[YOUR TASK]
Using the listing below, select the lines with the word "this" and copy them.
___ ITEMS
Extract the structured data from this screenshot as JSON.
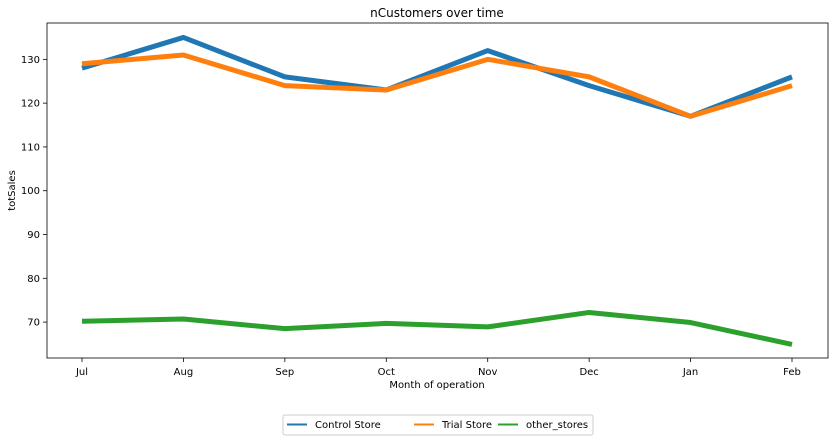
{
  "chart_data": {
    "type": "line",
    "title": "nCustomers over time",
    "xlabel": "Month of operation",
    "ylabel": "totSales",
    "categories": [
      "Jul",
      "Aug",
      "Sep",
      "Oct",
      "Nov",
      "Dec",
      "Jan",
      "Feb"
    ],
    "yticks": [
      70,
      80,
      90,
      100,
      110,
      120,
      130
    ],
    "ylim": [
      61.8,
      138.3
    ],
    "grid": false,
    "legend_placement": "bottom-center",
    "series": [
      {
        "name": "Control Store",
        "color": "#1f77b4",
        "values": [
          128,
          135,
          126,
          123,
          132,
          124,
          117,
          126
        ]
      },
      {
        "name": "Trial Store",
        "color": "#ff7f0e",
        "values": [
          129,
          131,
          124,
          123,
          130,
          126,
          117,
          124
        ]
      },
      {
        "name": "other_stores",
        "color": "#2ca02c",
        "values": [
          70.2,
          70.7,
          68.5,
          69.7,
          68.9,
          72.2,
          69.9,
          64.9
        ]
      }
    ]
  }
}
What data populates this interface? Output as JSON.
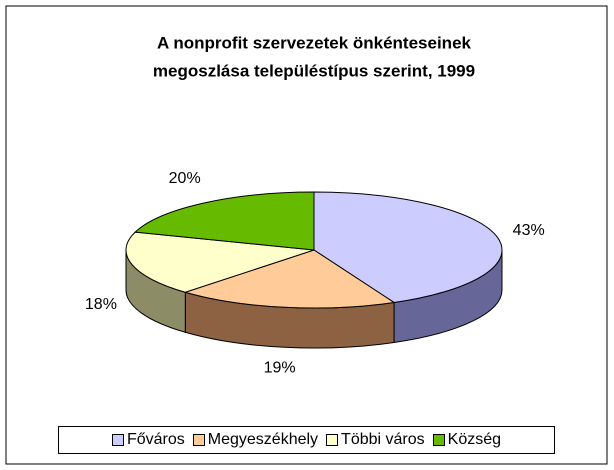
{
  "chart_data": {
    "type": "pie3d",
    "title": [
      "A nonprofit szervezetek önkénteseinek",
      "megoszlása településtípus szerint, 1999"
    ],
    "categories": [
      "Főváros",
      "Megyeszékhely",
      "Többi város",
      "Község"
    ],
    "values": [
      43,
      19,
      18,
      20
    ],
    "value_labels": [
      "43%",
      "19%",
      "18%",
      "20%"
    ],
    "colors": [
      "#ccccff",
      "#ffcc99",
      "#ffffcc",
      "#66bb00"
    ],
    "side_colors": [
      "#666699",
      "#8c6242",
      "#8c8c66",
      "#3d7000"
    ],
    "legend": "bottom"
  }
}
______
[RESULT OF THE TASK]
Extract the structured data from this screenshot as JSON.
What data populates this interface? Output as JSON.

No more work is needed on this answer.